[start of Data supplied]

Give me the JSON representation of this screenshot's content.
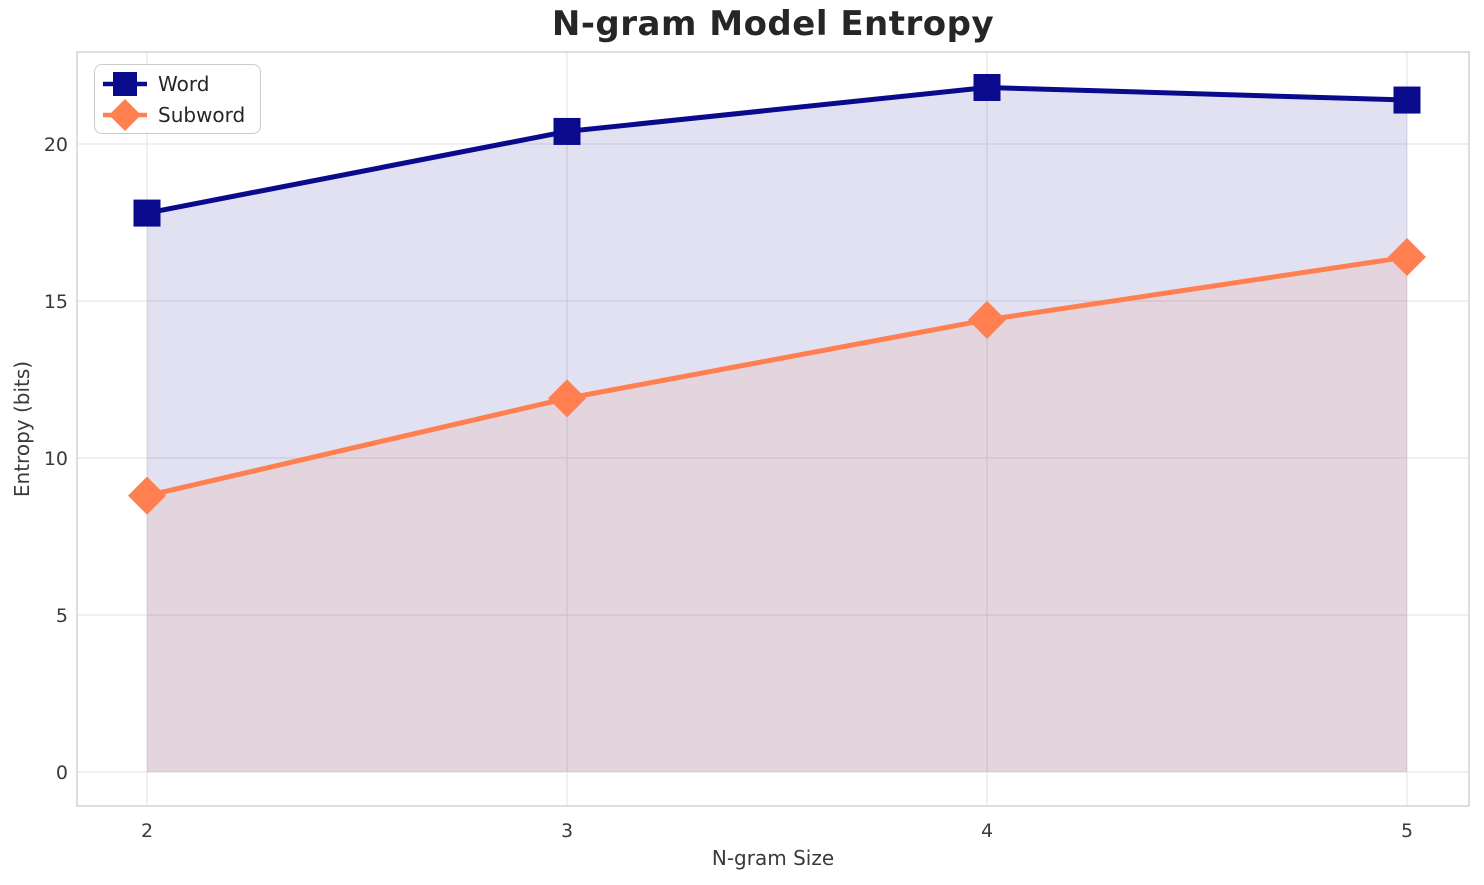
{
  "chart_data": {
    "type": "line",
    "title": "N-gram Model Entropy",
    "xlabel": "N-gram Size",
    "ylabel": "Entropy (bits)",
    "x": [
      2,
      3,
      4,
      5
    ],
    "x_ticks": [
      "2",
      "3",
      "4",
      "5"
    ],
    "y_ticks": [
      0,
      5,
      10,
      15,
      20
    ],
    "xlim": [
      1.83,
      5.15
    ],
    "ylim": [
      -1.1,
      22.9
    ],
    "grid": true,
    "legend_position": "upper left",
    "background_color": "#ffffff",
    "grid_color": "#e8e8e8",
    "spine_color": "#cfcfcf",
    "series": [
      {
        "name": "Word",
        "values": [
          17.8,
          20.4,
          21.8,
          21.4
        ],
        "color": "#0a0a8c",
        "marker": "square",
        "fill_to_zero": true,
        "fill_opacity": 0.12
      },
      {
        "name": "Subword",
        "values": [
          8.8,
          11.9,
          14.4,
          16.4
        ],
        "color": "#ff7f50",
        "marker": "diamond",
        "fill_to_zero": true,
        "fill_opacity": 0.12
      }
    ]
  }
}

[end of Data supplied]
[start of Data supplied]

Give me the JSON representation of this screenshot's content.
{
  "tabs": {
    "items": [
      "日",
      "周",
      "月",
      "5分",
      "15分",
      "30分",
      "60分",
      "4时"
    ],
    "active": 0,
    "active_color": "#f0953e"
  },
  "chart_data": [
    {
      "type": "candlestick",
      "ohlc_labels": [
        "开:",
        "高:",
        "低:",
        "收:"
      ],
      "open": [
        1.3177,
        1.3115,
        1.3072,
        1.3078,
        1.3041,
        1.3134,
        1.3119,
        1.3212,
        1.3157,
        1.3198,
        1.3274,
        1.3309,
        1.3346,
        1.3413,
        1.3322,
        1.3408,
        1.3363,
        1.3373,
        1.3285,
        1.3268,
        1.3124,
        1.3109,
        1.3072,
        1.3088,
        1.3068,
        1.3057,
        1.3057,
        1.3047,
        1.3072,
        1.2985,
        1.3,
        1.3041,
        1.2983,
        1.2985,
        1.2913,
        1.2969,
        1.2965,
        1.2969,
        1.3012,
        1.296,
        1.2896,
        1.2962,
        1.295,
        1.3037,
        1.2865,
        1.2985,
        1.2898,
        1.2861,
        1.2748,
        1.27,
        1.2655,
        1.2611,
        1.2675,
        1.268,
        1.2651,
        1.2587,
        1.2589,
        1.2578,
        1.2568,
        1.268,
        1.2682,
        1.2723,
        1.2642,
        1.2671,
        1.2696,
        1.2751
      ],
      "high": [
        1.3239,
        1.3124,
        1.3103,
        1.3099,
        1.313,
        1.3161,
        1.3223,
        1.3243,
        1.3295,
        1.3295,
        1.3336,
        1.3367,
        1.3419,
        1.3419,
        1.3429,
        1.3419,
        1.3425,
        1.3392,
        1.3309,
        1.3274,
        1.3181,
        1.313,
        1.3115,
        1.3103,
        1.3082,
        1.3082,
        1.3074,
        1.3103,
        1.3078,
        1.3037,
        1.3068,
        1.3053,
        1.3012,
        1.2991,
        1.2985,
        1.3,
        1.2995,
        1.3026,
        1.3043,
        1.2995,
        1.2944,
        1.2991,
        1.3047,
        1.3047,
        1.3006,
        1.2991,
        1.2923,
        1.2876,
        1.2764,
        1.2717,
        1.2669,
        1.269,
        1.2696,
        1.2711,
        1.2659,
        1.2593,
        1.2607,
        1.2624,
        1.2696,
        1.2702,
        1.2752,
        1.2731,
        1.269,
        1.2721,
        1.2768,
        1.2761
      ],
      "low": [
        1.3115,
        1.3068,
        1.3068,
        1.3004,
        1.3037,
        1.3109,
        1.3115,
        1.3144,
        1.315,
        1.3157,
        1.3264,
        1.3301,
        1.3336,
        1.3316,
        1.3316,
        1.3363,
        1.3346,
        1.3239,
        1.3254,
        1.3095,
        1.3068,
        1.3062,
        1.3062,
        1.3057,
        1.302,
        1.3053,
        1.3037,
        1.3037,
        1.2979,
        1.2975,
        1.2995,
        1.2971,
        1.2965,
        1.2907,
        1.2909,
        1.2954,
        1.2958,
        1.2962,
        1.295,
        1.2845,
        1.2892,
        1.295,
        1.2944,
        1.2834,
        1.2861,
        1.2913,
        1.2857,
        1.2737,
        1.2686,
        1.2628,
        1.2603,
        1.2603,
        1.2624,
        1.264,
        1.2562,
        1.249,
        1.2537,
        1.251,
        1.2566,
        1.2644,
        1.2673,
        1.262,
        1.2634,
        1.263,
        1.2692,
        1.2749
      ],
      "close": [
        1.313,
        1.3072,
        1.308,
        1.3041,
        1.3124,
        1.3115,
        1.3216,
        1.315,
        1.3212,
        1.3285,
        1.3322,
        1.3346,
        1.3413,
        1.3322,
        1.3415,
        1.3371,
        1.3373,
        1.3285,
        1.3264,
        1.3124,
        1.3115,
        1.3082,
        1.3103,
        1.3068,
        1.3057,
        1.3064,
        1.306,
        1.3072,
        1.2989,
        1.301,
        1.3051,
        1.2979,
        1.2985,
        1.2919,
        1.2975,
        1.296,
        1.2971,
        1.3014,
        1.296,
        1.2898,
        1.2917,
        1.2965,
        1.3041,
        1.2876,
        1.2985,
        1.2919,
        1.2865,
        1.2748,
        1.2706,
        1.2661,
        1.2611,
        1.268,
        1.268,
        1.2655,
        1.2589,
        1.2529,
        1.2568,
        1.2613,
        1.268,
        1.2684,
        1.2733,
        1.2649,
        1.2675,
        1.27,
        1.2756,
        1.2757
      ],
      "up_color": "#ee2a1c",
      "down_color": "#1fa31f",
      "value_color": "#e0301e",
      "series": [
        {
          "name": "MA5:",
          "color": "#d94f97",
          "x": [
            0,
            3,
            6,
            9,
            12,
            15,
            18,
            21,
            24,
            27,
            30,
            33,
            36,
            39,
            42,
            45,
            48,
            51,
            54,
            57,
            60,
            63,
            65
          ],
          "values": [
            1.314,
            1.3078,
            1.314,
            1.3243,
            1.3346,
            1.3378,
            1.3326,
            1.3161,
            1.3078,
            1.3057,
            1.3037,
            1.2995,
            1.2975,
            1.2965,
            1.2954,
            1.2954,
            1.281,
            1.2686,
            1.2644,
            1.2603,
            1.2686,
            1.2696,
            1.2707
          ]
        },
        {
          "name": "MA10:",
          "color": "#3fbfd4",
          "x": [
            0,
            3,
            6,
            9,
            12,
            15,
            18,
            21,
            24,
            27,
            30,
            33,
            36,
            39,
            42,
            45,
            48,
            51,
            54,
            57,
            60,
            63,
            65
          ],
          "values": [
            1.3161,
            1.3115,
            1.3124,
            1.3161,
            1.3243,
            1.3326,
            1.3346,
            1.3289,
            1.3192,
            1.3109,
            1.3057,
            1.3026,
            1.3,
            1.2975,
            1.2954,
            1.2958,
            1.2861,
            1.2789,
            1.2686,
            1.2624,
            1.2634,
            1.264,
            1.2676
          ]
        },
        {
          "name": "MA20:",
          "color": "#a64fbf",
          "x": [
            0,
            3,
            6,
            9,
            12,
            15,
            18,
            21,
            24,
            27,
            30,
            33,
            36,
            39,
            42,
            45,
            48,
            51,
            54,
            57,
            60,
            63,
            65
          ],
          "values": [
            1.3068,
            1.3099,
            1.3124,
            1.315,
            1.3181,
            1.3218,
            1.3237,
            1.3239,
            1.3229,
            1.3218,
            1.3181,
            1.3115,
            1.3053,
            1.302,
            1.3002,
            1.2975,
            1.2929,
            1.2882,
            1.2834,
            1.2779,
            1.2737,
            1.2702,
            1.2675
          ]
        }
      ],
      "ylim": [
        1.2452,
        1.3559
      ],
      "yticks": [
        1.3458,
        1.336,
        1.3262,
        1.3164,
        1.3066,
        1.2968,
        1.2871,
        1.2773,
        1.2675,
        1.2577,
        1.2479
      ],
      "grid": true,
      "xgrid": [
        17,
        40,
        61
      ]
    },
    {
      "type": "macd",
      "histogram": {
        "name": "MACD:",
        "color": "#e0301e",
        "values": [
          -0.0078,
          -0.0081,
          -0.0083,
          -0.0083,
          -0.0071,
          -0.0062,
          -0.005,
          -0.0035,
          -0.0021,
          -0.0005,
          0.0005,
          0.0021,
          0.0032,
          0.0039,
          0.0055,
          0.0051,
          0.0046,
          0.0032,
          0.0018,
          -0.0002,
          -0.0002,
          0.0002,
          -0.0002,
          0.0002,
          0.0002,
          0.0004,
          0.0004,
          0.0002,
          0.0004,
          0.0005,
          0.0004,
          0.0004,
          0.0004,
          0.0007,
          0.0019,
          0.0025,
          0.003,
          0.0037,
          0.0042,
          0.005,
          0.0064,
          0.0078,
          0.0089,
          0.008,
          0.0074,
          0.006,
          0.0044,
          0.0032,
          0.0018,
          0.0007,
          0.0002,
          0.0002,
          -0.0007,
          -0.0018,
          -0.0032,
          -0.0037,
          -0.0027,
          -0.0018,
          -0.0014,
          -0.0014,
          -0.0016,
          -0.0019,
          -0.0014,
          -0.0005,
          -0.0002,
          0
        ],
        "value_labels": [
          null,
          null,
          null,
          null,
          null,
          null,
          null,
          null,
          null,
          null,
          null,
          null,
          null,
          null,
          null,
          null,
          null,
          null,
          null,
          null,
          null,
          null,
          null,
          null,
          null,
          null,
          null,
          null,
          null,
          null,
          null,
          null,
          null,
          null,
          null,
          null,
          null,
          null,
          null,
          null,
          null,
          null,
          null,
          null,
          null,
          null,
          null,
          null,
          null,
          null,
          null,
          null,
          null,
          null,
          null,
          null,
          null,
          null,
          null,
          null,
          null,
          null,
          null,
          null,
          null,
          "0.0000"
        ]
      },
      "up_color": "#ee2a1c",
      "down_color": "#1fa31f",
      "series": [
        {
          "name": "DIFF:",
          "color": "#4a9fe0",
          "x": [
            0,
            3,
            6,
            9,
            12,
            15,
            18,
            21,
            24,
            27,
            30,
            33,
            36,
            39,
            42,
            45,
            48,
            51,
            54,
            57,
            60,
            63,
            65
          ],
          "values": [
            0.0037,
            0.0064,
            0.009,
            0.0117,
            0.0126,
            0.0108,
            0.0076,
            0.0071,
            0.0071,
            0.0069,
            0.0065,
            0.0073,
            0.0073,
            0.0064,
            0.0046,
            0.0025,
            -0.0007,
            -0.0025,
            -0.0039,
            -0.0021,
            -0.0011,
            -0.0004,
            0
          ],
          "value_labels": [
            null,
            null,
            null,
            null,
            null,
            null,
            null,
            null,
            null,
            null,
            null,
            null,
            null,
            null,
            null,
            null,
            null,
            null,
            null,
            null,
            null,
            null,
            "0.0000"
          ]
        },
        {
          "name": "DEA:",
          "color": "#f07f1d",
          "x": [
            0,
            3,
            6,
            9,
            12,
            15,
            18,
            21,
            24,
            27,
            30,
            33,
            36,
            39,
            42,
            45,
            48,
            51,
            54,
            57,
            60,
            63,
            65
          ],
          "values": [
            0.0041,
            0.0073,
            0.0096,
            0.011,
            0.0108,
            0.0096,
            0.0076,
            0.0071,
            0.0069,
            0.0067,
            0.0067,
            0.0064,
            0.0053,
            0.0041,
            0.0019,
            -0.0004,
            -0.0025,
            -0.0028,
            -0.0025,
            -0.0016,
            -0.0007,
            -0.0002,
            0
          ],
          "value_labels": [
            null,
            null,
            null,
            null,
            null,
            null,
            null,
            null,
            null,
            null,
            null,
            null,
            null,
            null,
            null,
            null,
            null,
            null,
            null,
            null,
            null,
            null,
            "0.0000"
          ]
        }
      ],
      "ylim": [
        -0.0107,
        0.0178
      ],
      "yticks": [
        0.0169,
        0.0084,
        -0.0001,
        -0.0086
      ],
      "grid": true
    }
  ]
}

[end of Data supplied]

Aim: Copy each line above that contains the word "Entropy".

Final answer:
    "title": "N-gram Model Entropy",
    "ylabel": "Entropy (bits)",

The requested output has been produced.